PROBLEM DESCRIPTION:
Among the entries below, find the lines with "indiv" and copy them.

GIVEN ENTRIES:
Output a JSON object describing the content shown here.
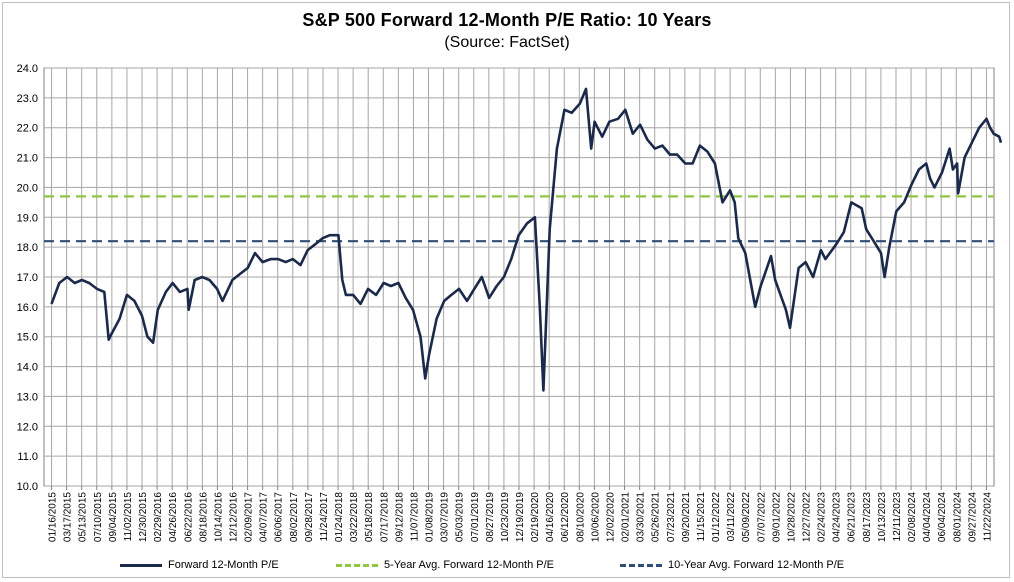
{
  "chart_data": {
    "type": "line",
    "title": "S&P 500 Forward 12-Month P/E Ratio: 10 Years",
    "subtitle": "(Source: FactSet)",
    "ylim": [
      10.0,
      24.0
    ],
    "yticks": [
      "10.0",
      "11.0",
      "12.0",
      "13.0",
      "14.0",
      "15.0",
      "16.0",
      "17.0",
      "18.0",
      "19.0",
      "20.0",
      "21.0",
      "22.0",
      "23.0",
      "24.0"
    ],
    "xticks": [
      "01/16/2015",
      "03/17/2015",
      "05/13/2015",
      "07/10/2015",
      "09/04/2015",
      "11/02/2015",
      "12/30/2015",
      "02/29/2016",
      "04/26/2016",
      "06/22/2016",
      "08/18/2016",
      "10/14/2016",
      "12/12/2016",
      "02/09/2017",
      "04/07/2017",
      "06/06/2017",
      "08/02/2017",
      "09/28/2017",
      "11/24/2017",
      "01/24/2018",
      "03/22/2018",
      "05/18/2018",
      "07/17/2018",
      "09/12/2018",
      "11/07/2018",
      "01/08/2019",
      "03/07/2019",
      "05/03/2019",
      "07/01/2019",
      "08/27/2019",
      "10/23/2019",
      "12/19/2019",
      "02/19/2020",
      "04/16/2020",
      "06/12/2020",
      "08/10/2020",
      "10/06/2020",
      "12/02/2020",
      "02/01/2021",
      "03/30/2021",
      "05/26/2021",
      "07/23/2021",
      "09/20/2021",
      "11/15/2021",
      "01/12/2022",
      "03/11/2022",
      "05/09/2022",
      "07/07/2022",
      "09/01/2022",
      "10/28/2022",
      "12/27/2022",
      "02/24/2023",
      "04/24/2023",
      "06/21/2023",
      "08/17/2023",
      "10/13/2023",
      "12/11/2023",
      "02/08/2024",
      "04/04/2024",
      "06/04/2024",
      "08/01/2024",
      "09/27/2024",
      "11/22/2024"
    ],
    "grid": true,
    "legend_position": "bottom",
    "series": [
      {
        "name": "Forward 12-Month P/E",
        "color": "#1b2a4a",
        "style": "solid",
        "x": [
          "01/16/2015",
          "02/15/2015",
          "03/17/2015",
          "04/15/2015",
          "05/13/2015",
          "06/10/2015",
          "07/10/2015",
          "08/07/2015",
          "08/24/2015",
          "09/04/2015",
          "10/05/2015",
          "11/02/2015",
          "12/01/2015",
          "12/30/2015",
          "01/20/2016",
          "02/11/2016",
          "02/29/2016",
          "03/31/2016",
          "04/26/2016",
          "05/24/2016",
          "06/22/2016",
          "06/27/2016",
          "07/20/2016",
          "08/18/2016",
          "09/15/2016",
          "10/14/2016",
          "11/04/2016",
          "12/12/2016",
          "01/10/2017",
          "02/09/2017",
          "03/09/2017",
          "04/07/2017",
          "05/08/2017",
          "06/06/2017",
          "07/05/2017",
          "08/02/2017",
          "08/31/2017",
          "09/28/2017",
          "10/27/2017",
          "11/24/2017",
          "12/22/2017",
          "01/24/2018",
          "02/08/2018",
          "02/22/2018",
          "03/22/2018",
          "04/19/2018",
          "05/18/2018",
          "06/18/2018",
          "07/17/2018",
          "08/14/2018",
          "09/12/2018",
          "10/10/2018",
          "11/07/2018",
          "12/06/2018",
          "12/24/2018",
          "01/08/2019",
          "02/06/2019",
          "03/07/2019",
          "04/04/2019",
          "05/03/2019",
          "06/03/2019",
          "07/01/2019",
          "07/30/2019",
          "08/27/2019",
          "09/25/2019",
          "10/23/2019",
          "11/20/2019",
          "12/19/2019",
          "01/20/2020",
          "02/19/2020",
          "03/09/2020",
          "03/23/2020",
          "04/16/2020",
          "05/14/2020",
          "06/12/2020",
          "07/10/2020",
          "08/10/2020",
          "09/03/2020",
          "09/23/2020",
          "10/06/2020",
          "11/04/2020",
          "12/02/2020",
          "01/04/2021",
          "02/01/2021",
          "03/02/2021",
          "03/30/2021",
          "04/27/2021",
          "05/26/2021",
          "06/24/2021",
          "07/23/2021",
          "08/20/2021",
          "09/20/2021",
          "10/18/2021",
          "11/15/2021",
          "12/14/2021",
          "01/12/2022",
          "02/10/2022",
          "03/11/2022",
          "03/29/2022",
          "04/12/2022",
          "05/09/2022",
          "06/16/2022",
          "07/07/2022",
          "08/16/2022",
          "09/01/2022",
          "09/30/2022",
          "10/12/2022",
          "10/28/2022",
          "11/30/2022",
          "12/27/2022",
          "01/25/2023",
          "02/24/2023",
          "03/13/2023",
          "04/24/2023",
          "05/23/2023",
          "06/21/2023",
          "07/31/2023",
          "08/17/2023",
          "09/15/2023",
          "10/13/2023",
          "10/27/2023",
          "11/14/2023",
          "12/11/2023",
          "01/10/2024",
          "02/08/2024",
          "03/07/2024",
          "04/04/2024",
          "04/19/2024",
          "05/06/2024",
          "06/04/2024",
          "07/03/2024",
          "07/16/2024",
          "08/01/2024",
          "08/05/2024",
          "08/30/2024",
          "09/27/2024",
          "10/25/2024",
          "11/22/2024",
          "12/06/2024",
          "12/20/2024",
          "01/10/2025",
          "01/17/2025"
        ],
        "values": [
          16.1,
          16.8,
          17.0,
          16.8,
          16.9,
          16.8,
          16.6,
          16.5,
          14.9,
          15.1,
          15.6,
          16.4,
          16.2,
          15.7,
          15.0,
          14.8,
          15.9,
          16.5,
          16.8,
          16.5,
          16.6,
          15.9,
          16.9,
          17.0,
          16.9,
          16.6,
          16.2,
          16.9,
          17.1,
          17.3,
          17.8,
          17.5,
          17.6,
          17.6,
          17.5,
          17.6,
          17.4,
          17.9,
          18.1,
          18.3,
          18.4,
          18.4,
          16.9,
          16.4,
          16.4,
          16.1,
          16.6,
          16.4,
          16.8,
          16.7,
          16.8,
          16.3,
          15.9,
          15.0,
          13.6,
          14.4,
          15.6,
          16.2,
          16.4,
          16.6,
          16.2,
          16.6,
          17.0,
          16.3,
          16.7,
          17.0,
          17.6,
          18.4,
          18.8,
          19.0,
          16.0,
          13.2,
          18.6,
          21.3,
          22.6,
          22.5,
          22.8,
          23.3,
          21.3,
          22.2,
          21.7,
          22.2,
          22.3,
          22.6,
          21.8,
          22.1,
          21.6,
          21.3,
          21.4,
          21.1,
          21.1,
          20.8,
          20.8,
          21.4,
          21.2,
          20.8,
          19.5,
          19.9,
          19.5,
          18.3,
          17.8,
          16.0,
          16.7,
          17.7,
          16.9,
          16.2,
          15.9,
          15.3,
          17.3,
          17.5,
          17.0,
          17.9,
          17.6,
          18.1,
          18.5,
          19.5,
          19.3,
          18.6,
          18.2,
          17.8,
          17.0,
          18.0,
          19.2,
          19.5,
          20.1,
          20.6,
          20.8,
          20.3,
          20.0,
          20.5,
          21.3,
          20.6,
          20.8,
          19.8,
          21.0,
          21.5,
          22.0,
          22.3,
          22.0,
          21.8,
          21.7,
          21.5
        ]
      },
      {
        "name": "5-Year Avg. Forward 12-Month P/E",
        "color": "#8fc640",
        "style": "dashed",
        "value": 19.7
      },
      {
        "name": "10-Year Avg. Forward 12-Month P/E",
        "color": "#2f4f78",
        "style": "dashed",
        "value": 18.2
      }
    ]
  }
}
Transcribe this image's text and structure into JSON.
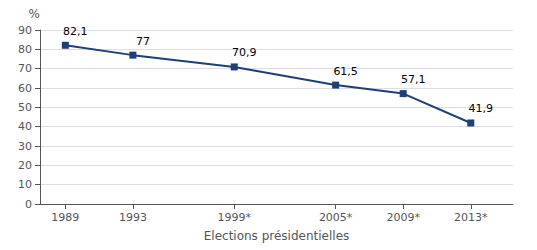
{
  "chart_data": {
    "type": "line",
    "x": [
      1989,
      1993,
      1999,
      2005,
      2009,
      2013
    ],
    "values": [
      82.1,
      77.0,
      70.9,
      61.5,
      57.1,
      41.9
    ],
    "value_labels": [
      "82,1",
      "77",
      "70,9",
      "61,5",
      "57,1",
      "41,9"
    ],
    "data_labels": true,
    "color": "#1e3f7a",
    "marker": "square",
    "xlabel": "Elections présidentielles",
    "ylabel": "%",
    "xlim": [
      1987.5,
      2015.5
    ],
    "xticks": [
      1989,
      1993,
      {
        "value": 1999,
        "label": "1999*"
      },
      {
        "value": 2005,
        "label": "2005*"
      },
      {
        "value": 2009,
        "label": "2009*"
      },
      {
        "value": 2013,
        "label": "2013*"
      }
    ],
    "ylim": [
      0,
      90
    ],
    "yticks": [
      0,
      10,
      20,
      30,
      40,
      50,
      60,
      70,
      80,
      90
    ],
    "grid": true
  }
}
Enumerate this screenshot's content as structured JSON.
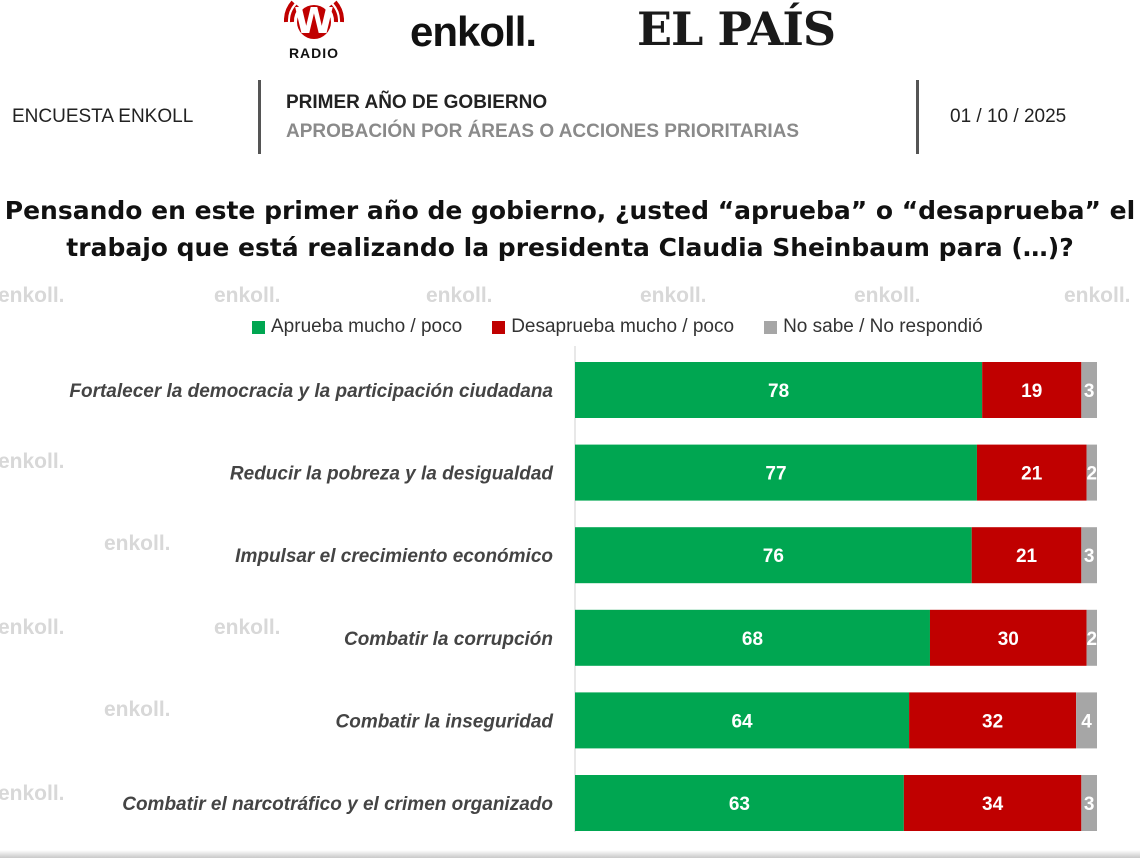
{
  "logos": {
    "radio_letter": "W",
    "radio_name": "RADIO",
    "enkoll": "enkoll.",
    "elpais": "EL PAÍS"
  },
  "header": {
    "left": "ENCUESTA ENKOLL",
    "title": "PRIMER AÑO DE GOBIERNO",
    "subtitle": "APROBACIÓN POR ÁREAS O ACCIONES PRIORITARIAS",
    "date": "01 / 10 / 2025"
  },
  "watermark": "enkoll.",
  "chart_data": {
    "type": "bar",
    "stacked": true,
    "orientation": "horizontal",
    "title": "Pensando en este primer año de gobierno, ¿usted “aprueba” o “desaprueba” el trabajo que está realizando la presidenta Claudia Sheinbaum para (…)?",
    "categories": [
      "Fortalecer la democracia y la participación ciudadana",
      "Reducir la  pobreza y la desigualdad",
      "Impulsar el crecimiento económico",
      "Combatir la corrupción",
      "Combatir la inseguridad",
      "Combatir el narcotráfico y el crimen organizado"
    ],
    "series": [
      {
        "name": "Aprueba mucho / poco",
        "color": "#00a651",
        "values": [
          78,
          77,
          76,
          68,
          64,
          63
        ]
      },
      {
        "name": "Desaprueba mucho / poco",
        "color": "#c00000",
        "values": [
          19,
          21,
          21,
          30,
          32,
          34
        ]
      },
      {
        "name": "No sabe / No respondió",
        "color": "#a6a6a6",
        "values": [
          3,
          2,
          3,
          2,
          4,
          3
        ]
      }
    ],
    "xlim": [
      0,
      100
    ],
    "legend": "top"
  }
}
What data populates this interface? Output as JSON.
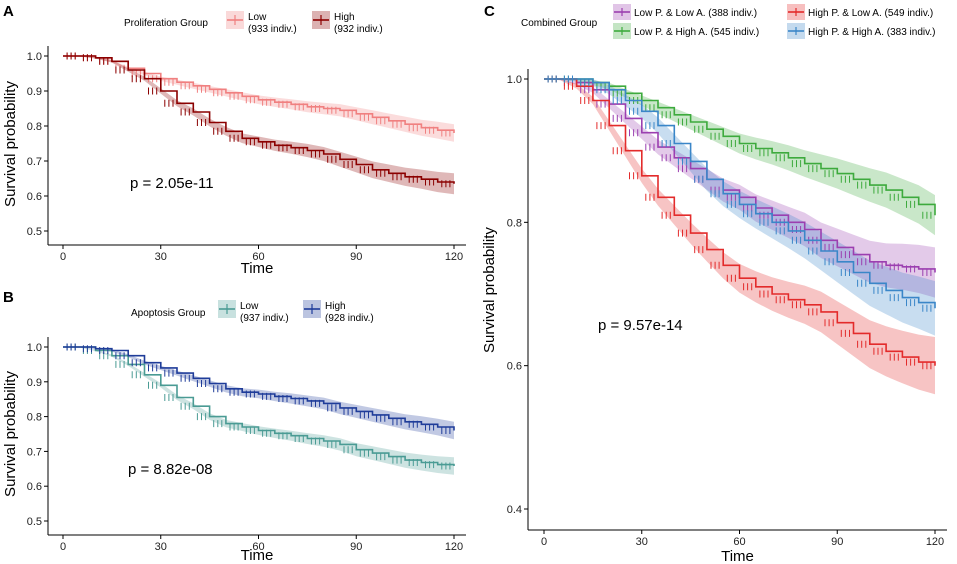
{
  "chart_data": [
    {
      "type": "line",
      "panel_label": "A",
      "xlabel": "Time",
      "ylabel": "Survival probability",
      "xlim": [
        0,
        120
      ],
      "ylim": [
        0.5,
        1.0
      ],
      "xticks": [
        "0",
        "30",
        "60",
        "90",
        "120"
      ],
      "yticks": [
        "0.5",
        "0.6",
        "0.7",
        "0.8",
        "0.9",
        "1.0"
      ],
      "legend_title": "Proliferation Group",
      "pvalue": "p = 2.05e-11",
      "series": [
        {
          "name": "Low",
          "count": "(933 indiv.)",
          "color": "#f08080",
          "band": 0.025,
          "x": [
            0,
            5,
            10,
            15,
            20,
            25,
            30,
            35,
            40,
            45,
            50,
            55,
            60,
            65,
            70,
            75,
            80,
            85,
            90,
            95,
            100,
            105,
            110,
            115,
            120
          ],
          "y": [
            1.0,
            1.0,
            0.995,
            0.985,
            0.965,
            0.95,
            0.935,
            0.925,
            0.915,
            0.905,
            0.895,
            0.885,
            0.875,
            0.868,
            0.862,
            0.855,
            0.85,
            0.845,
            0.835,
            0.825,
            0.815,
            0.805,
            0.795,
            0.788,
            0.78
          ]
        },
        {
          "name": "High",
          "count": "(932 indiv.)",
          "color": "#8b0000",
          "band": 0.03,
          "x": [
            0,
            5,
            10,
            15,
            20,
            25,
            30,
            35,
            40,
            45,
            50,
            55,
            60,
            65,
            70,
            75,
            80,
            85,
            90,
            95,
            100,
            105,
            110,
            115,
            120
          ],
          "y": [
            1.0,
            1.0,
            0.995,
            0.985,
            0.96,
            0.935,
            0.9,
            0.865,
            0.84,
            0.81,
            0.785,
            0.765,
            0.755,
            0.745,
            0.738,
            0.73,
            0.72,
            0.705,
            0.69,
            0.675,
            0.665,
            0.655,
            0.648,
            0.64,
            0.635
          ]
        }
      ]
    },
    {
      "type": "line",
      "panel_label": "B",
      "xlabel": "Time",
      "ylabel": "Survival probability",
      "xlim": [
        0,
        120
      ],
      "ylim": [
        0.5,
        1.0
      ],
      "xticks": [
        "0",
        "30",
        "60",
        "90",
        "120"
      ],
      "yticks": [
        "0.5",
        "0.6",
        "0.7",
        "0.8",
        "0.9",
        "1.0"
      ],
      "legend_title": "Apoptosis Group",
      "pvalue": "p = 8.82e-08",
      "series": [
        {
          "name": "Low",
          "count": "(937 indiv.)",
          "color": "#4a9b94",
          "band": 0.025,
          "x": [
            0,
            5,
            10,
            15,
            20,
            25,
            30,
            35,
            40,
            45,
            50,
            55,
            60,
            65,
            70,
            75,
            80,
            85,
            90,
            95,
            100,
            105,
            110,
            115,
            120
          ],
          "y": [
            1.0,
            1.0,
            0.99,
            0.975,
            0.95,
            0.92,
            0.89,
            0.855,
            0.83,
            0.8,
            0.78,
            0.77,
            0.76,
            0.752,
            0.745,
            0.737,
            0.73,
            0.72,
            0.705,
            0.695,
            0.685,
            0.675,
            0.668,
            0.662,
            0.658
          ]
        },
        {
          "name": "High",
          "count": "(928 indiv.)",
          "color": "#1f3c99",
          "band": 0.025,
          "x": [
            0,
            5,
            10,
            15,
            20,
            25,
            30,
            35,
            40,
            45,
            50,
            55,
            60,
            65,
            70,
            75,
            80,
            85,
            90,
            95,
            100,
            105,
            110,
            115,
            120
          ],
          "y": [
            1.0,
            1.0,
            0.995,
            0.99,
            0.975,
            0.955,
            0.94,
            0.925,
            0.91,
            0.895,
            0.88,
            0.87,
            0.865,
            0.858,
            0.852,
            0.845,
            0.838,
            0.825,
            0.815,
            0.805,
            0.795,
            0.785,
            0.778,
            0.77,
            0.76
          ]
        }
      ]
    },
    {
      "type": "line",
      "panel_label": "C",
      "xlabel": "Time",
      "ylabel": "Survival probability",
      "xlim": [
        0,
        120
      ],
      "ylim": [
        0.4,
        1.0
      ],
      "xticks": [
        "0",
        "30",
        "60",
        "90",
        "120"
      ],
      "yticks": [
        "0.4",
        "0.6",
        "0.8",
        "1.0"
      ],
      "legend_title": "Combined Group",
      "pvalue": "p = 9.57e-14",
      "series": [
        {
          "name": "Low P. & Low A. (388 indiv.)",
          "color": "#9b3fb0",
          "band": 0.035,
          "x": [
            0,
            5,
            10,
            15,
            20,
            25,
            30,
            35,
            40,
            45,
            50,
            55,
            60,
            65,
            70,
            75,
            80,
            85,
            90,
            95,
            100,
            105,
            110,
            115,
            120
          ],
          "y": [
            1.0,
            1.0,
            0.995,
            0.985,
            0.965,
            0.945,
            0.925,
            0.905,
            0.89,
            0.875,
            0.86,
            0.845,
            0.835,
            0.82,
            0.81,
            0.8,
            0.79,
            0.775,
            0.765,
            0.755,
            0.745,
            0.74,
            0.738,
            0.735,
            0.73
          ]
        },
        {
          "name": "Low P. & High A. (545 indiv.)",
          "color": "#3daa3d",
          "band": 0.028,
          "x": [
            0,
            5,
            10,
            15,
            20,
            25,
            30,
            35,
            40,
            45,
            50,
            55,
            60,
            65,
            70,
            75,
            80,
            85,
            90,
            95,
            100,
            105,
            110,
            115,
            120
          ],
          "y": [
            1.0,
            1.0,
            1.0,
            0.995,
            0.99,
            0.98,
            0.97,
            0.96,
            0.95,
            0.94,
            0.93,
            0.92,
            0.91,
            0.903,
            0.897,
            0.89,
            0.882,
            0.875,
            0.868,
            0.86,
            0.852,
            0.845,
            0.835,
            0.825,
            0.81
          ]
        },
        {
          "name": "High P. & Low A. (549 indiv.)",
          "color": "#e32b2b",
          "band": 0.04,
          "x": [
            0,
            5,
            10,
            15,
            20,
            25,
            30,
            35,
            40,
            45,
            50,
            55,
            60,
            65,
            70,
            75,
            80,
            85,
            90,
            95,
            100,
            105,
            110,
            115,
            120
          ],
          "y": [
            1.0,
            1.0,
            0.99,
            0.97,
            0.935,
            0.9,
            0.865,
            0.835,
            0.81,
            0.785,
            0.762,
            0.74,
            0.722,
            0.71,
            0.7,
            0.692,
            0.685,
            0.675,
            0.66,
            0.645,
            0.63,
            0.62,
            0.612,
            0.605,
            0.6
          ]
        },
        {
          "name": "High P. & High A. (383 indiv.)",
          "color": "#3a86c8",
          "band": 0.038,
          "x": [
            0,
            5,
            10,
            15,
            20,
            25,
            30,
            35,
            40,
            45,
            50,
            55,
            60,
            65,
            70,
            75,
            80,
            85,
            90,
            95,
            100,
            105,
            110,
            115,
            120
          ],
          "y": [
            1.0,
            1.0,
            1.0,
            0.995,
            0.985,
            0.97,
            0.955,
            0.935,
            0.91,
            0.885,
            0.86,
            0.84,
            0.825,
            0.812,
            0.8,
            0.788,
            0.775,
            0.76,
            0.745,
            0.73,
            0.715,
            0.705,
            0.695,
            0.688,
            0.68
          ]
        }
      ]
    }
  ]
}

RESULT OF THIS TASK:
          "count": "(933 indiv.)",
          "count": "(932 indiv.)",
          "count": "(937 indiv.)",
          "count": "(928 indiv.)",
          "name": "Low P. & Low A. (388 indiv.)",
          "name": "Low P. & High A. (545 indiv.)",
          "name": "High P. & Low A. (549 indiv.)",
          "name": "High P. & High A. (383 indiv.)",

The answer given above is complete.